==== WORKING DATA ====
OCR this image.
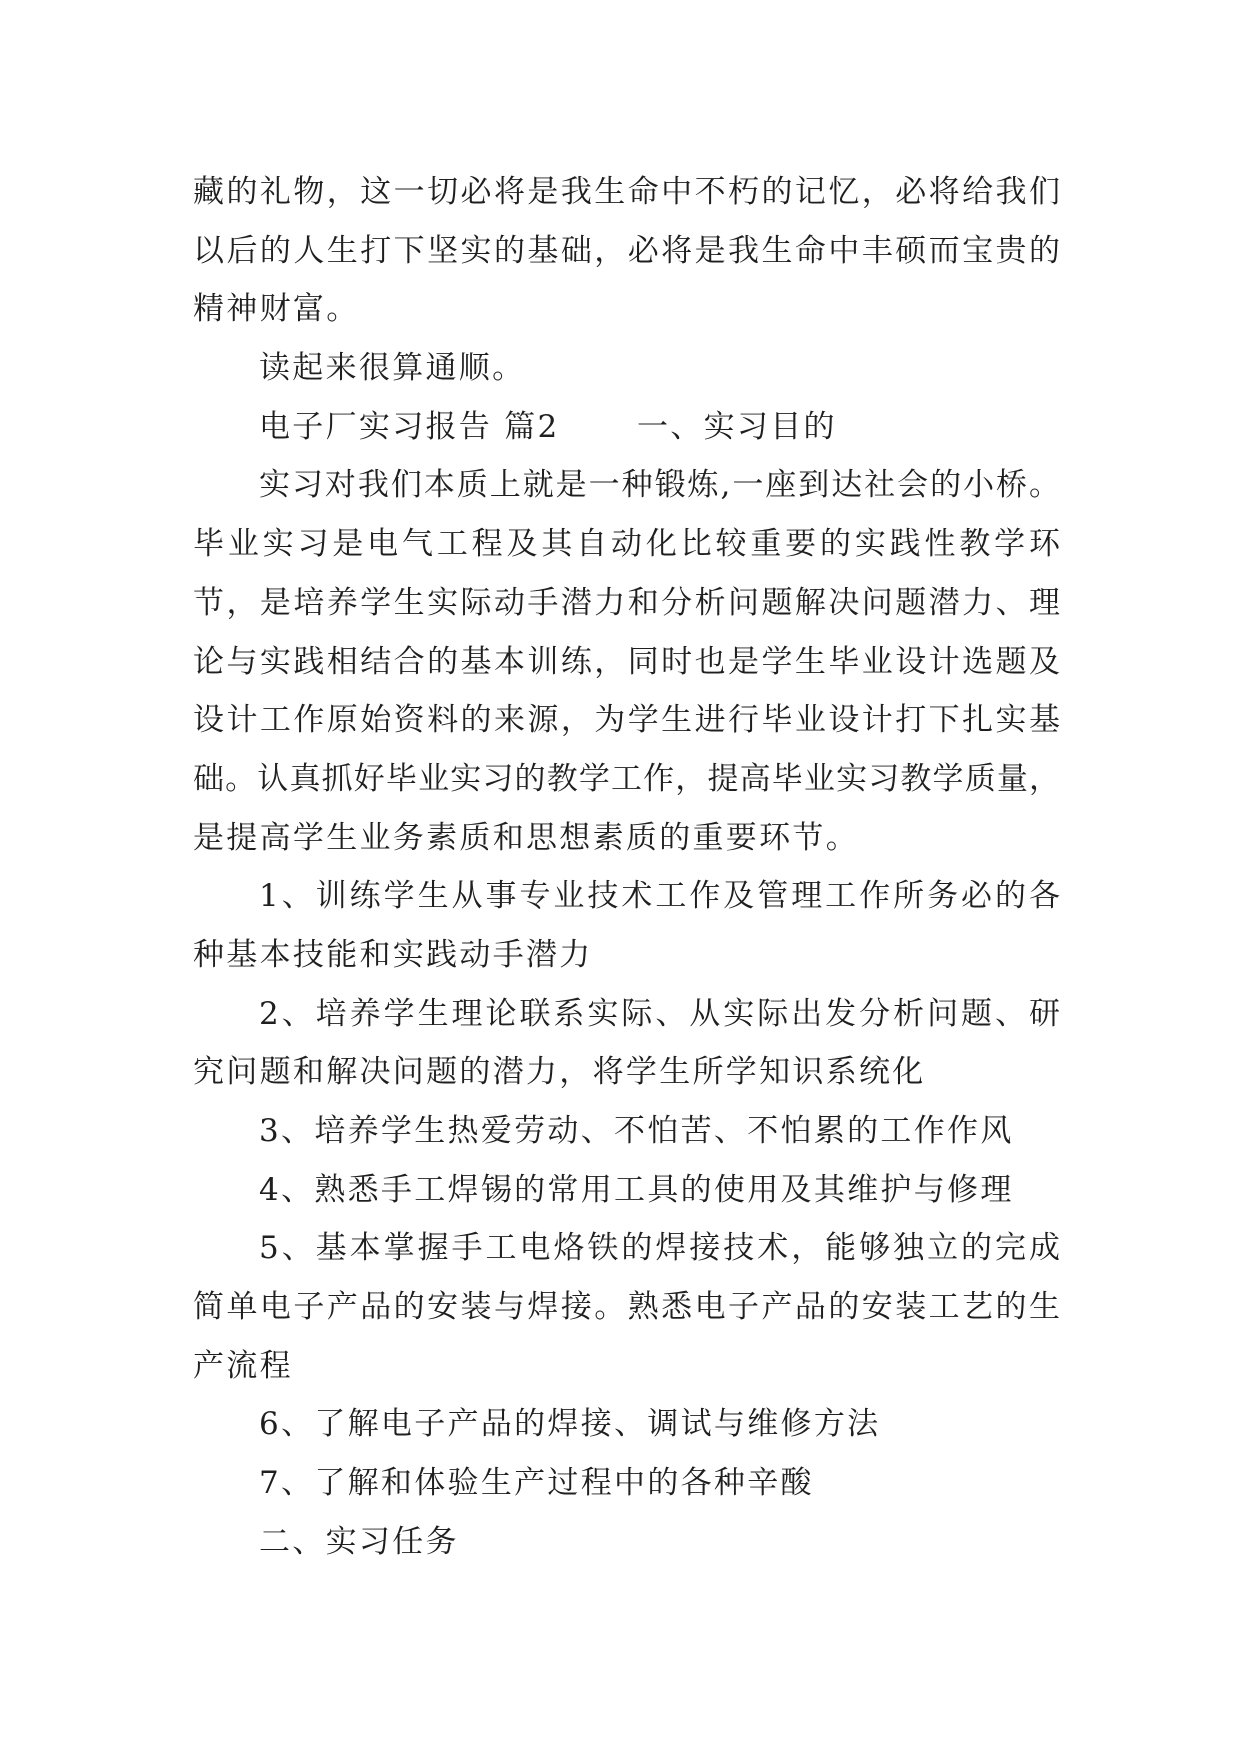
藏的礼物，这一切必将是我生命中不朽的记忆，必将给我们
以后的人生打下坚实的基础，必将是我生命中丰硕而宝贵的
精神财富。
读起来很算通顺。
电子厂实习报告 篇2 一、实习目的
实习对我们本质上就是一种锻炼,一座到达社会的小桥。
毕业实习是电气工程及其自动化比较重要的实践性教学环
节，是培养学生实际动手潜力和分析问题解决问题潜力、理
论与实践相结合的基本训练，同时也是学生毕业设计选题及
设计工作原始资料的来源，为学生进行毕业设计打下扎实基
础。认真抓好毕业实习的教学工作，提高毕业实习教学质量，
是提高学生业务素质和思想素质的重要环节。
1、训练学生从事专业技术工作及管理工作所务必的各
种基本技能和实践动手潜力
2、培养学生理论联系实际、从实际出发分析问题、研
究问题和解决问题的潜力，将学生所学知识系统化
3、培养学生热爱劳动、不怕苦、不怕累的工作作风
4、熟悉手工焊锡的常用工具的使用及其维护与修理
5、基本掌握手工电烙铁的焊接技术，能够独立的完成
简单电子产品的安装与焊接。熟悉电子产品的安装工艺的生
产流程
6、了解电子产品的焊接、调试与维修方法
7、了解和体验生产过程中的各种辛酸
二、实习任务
====
==== WORKING DATA ====
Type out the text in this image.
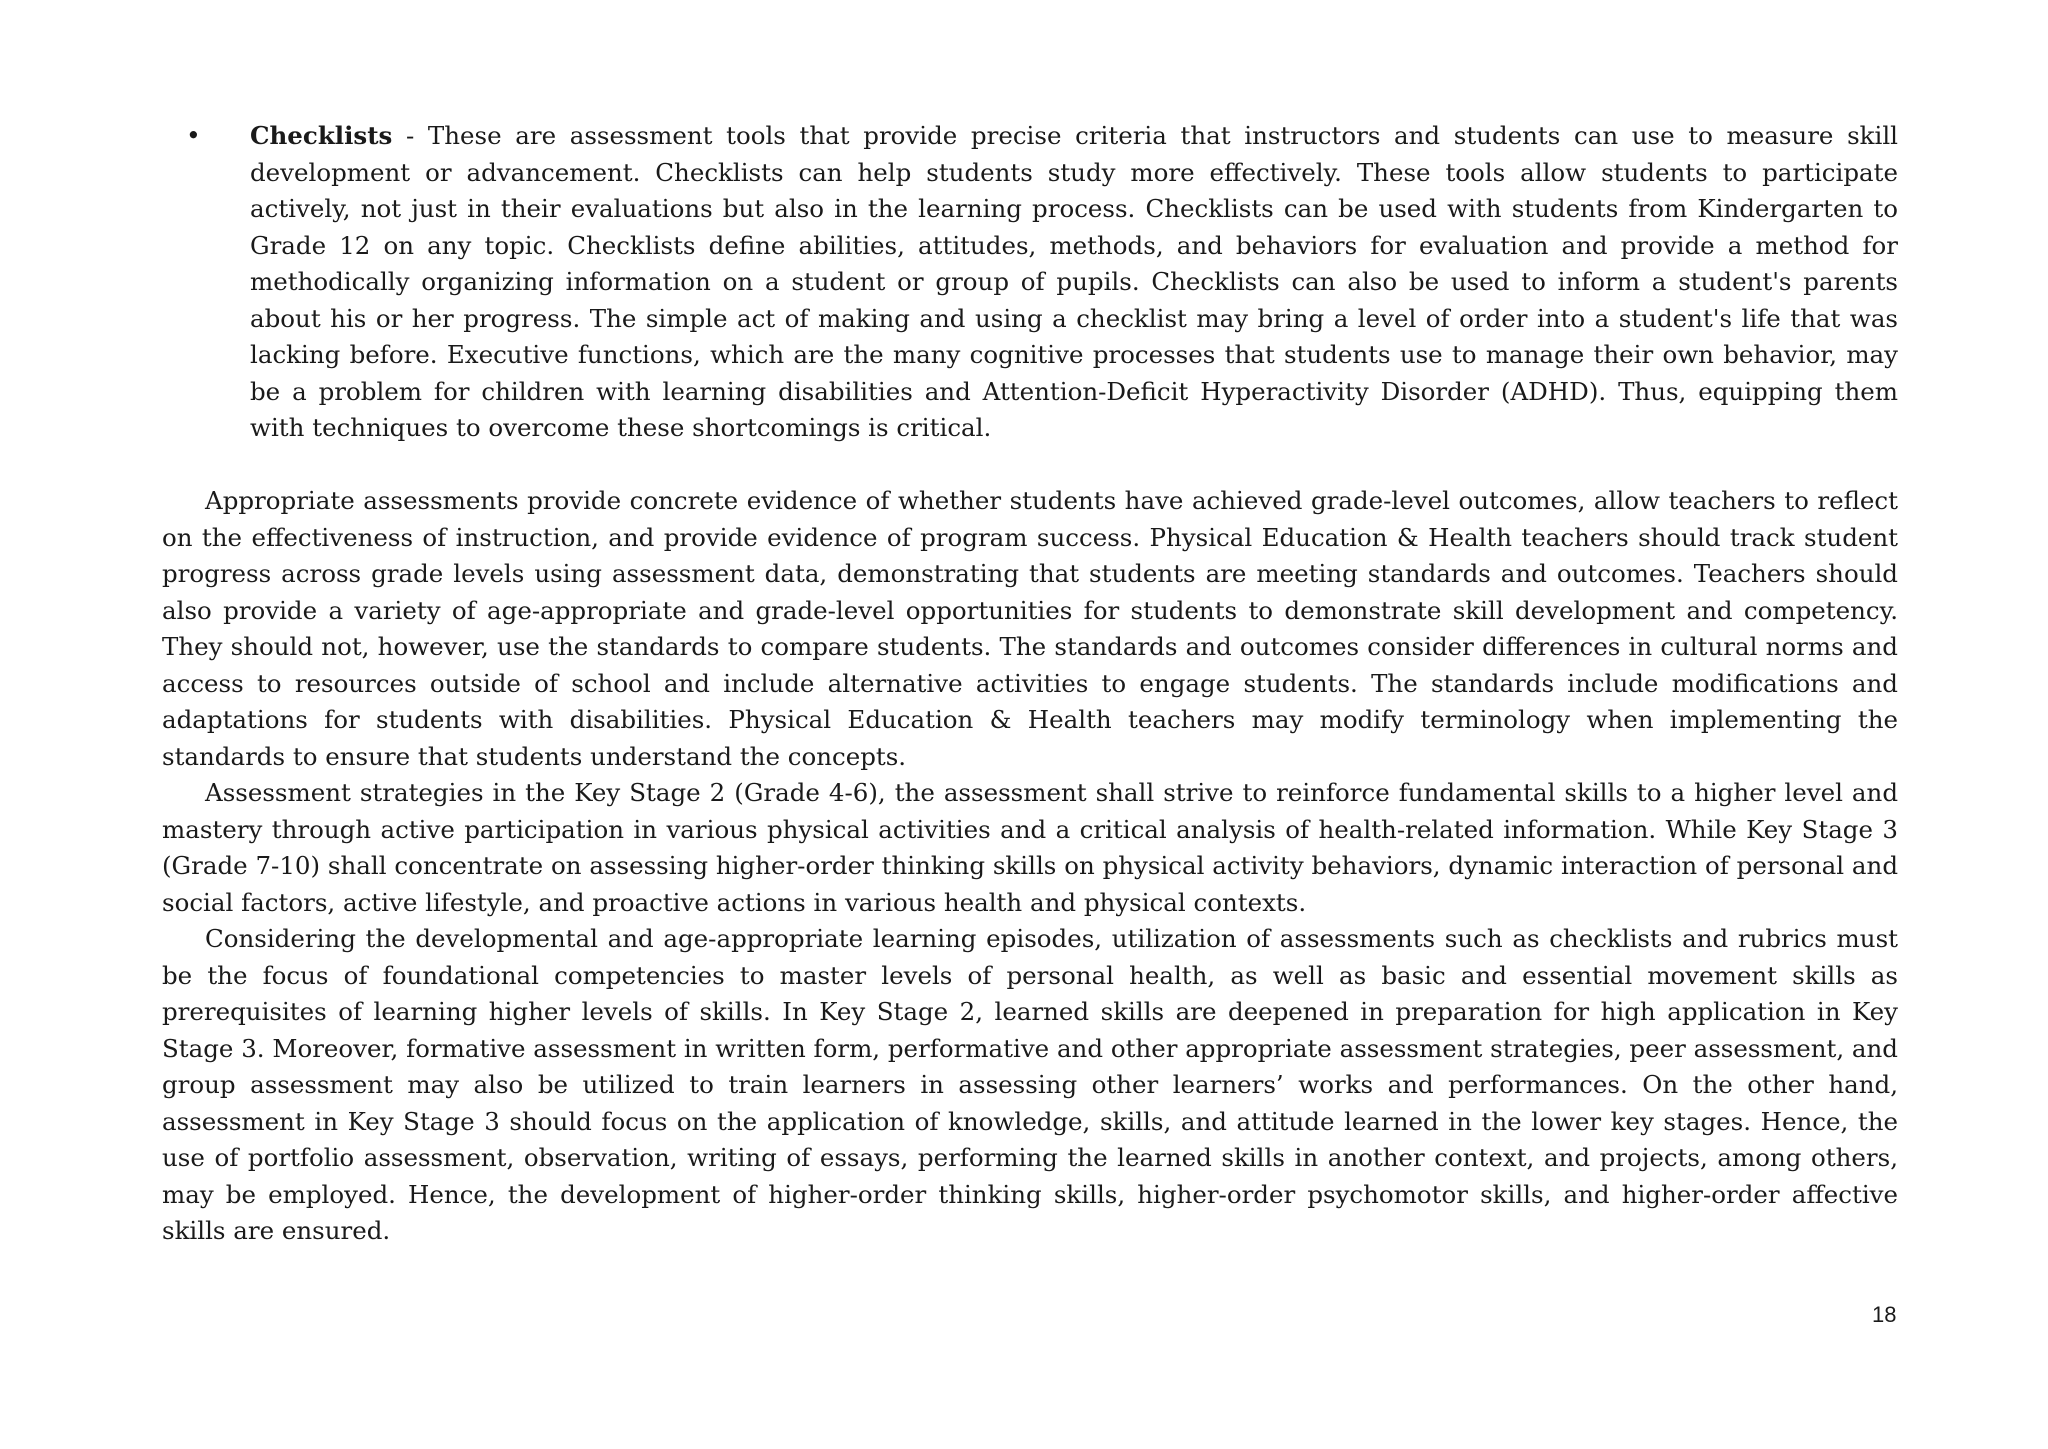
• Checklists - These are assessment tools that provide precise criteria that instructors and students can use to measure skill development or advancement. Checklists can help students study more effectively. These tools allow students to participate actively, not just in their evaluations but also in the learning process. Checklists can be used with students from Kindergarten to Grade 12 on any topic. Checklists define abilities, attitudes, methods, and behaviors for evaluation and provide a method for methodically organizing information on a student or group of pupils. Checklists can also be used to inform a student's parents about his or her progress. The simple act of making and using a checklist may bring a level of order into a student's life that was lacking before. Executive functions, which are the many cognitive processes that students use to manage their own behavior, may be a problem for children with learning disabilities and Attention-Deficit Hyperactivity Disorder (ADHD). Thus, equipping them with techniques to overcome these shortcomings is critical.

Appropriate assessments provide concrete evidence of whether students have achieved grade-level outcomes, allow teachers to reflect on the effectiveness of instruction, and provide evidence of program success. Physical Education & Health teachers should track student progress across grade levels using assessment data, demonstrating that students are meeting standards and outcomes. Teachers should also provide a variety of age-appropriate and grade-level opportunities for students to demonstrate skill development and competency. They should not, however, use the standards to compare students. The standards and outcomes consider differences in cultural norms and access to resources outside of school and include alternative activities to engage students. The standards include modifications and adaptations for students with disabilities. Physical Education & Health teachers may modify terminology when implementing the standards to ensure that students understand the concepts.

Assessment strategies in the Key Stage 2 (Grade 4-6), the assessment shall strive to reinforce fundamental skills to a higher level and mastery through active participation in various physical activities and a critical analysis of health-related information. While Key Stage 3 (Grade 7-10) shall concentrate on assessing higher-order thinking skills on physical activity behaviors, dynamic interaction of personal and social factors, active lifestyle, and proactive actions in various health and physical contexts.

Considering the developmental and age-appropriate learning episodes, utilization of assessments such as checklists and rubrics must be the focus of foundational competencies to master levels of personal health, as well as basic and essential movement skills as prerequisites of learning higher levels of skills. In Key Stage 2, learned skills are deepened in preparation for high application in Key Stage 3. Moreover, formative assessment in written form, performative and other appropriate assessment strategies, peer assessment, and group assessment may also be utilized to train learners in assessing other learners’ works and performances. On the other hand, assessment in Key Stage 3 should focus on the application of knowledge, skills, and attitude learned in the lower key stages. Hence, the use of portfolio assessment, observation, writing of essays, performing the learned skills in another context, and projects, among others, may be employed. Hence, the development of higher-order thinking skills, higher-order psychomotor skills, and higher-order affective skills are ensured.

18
====
## YOUR INSTRUCTIONS
Count every line in the data that contains the word "this", then give that count and nothing else.

## COMPLETED EXERCISE
2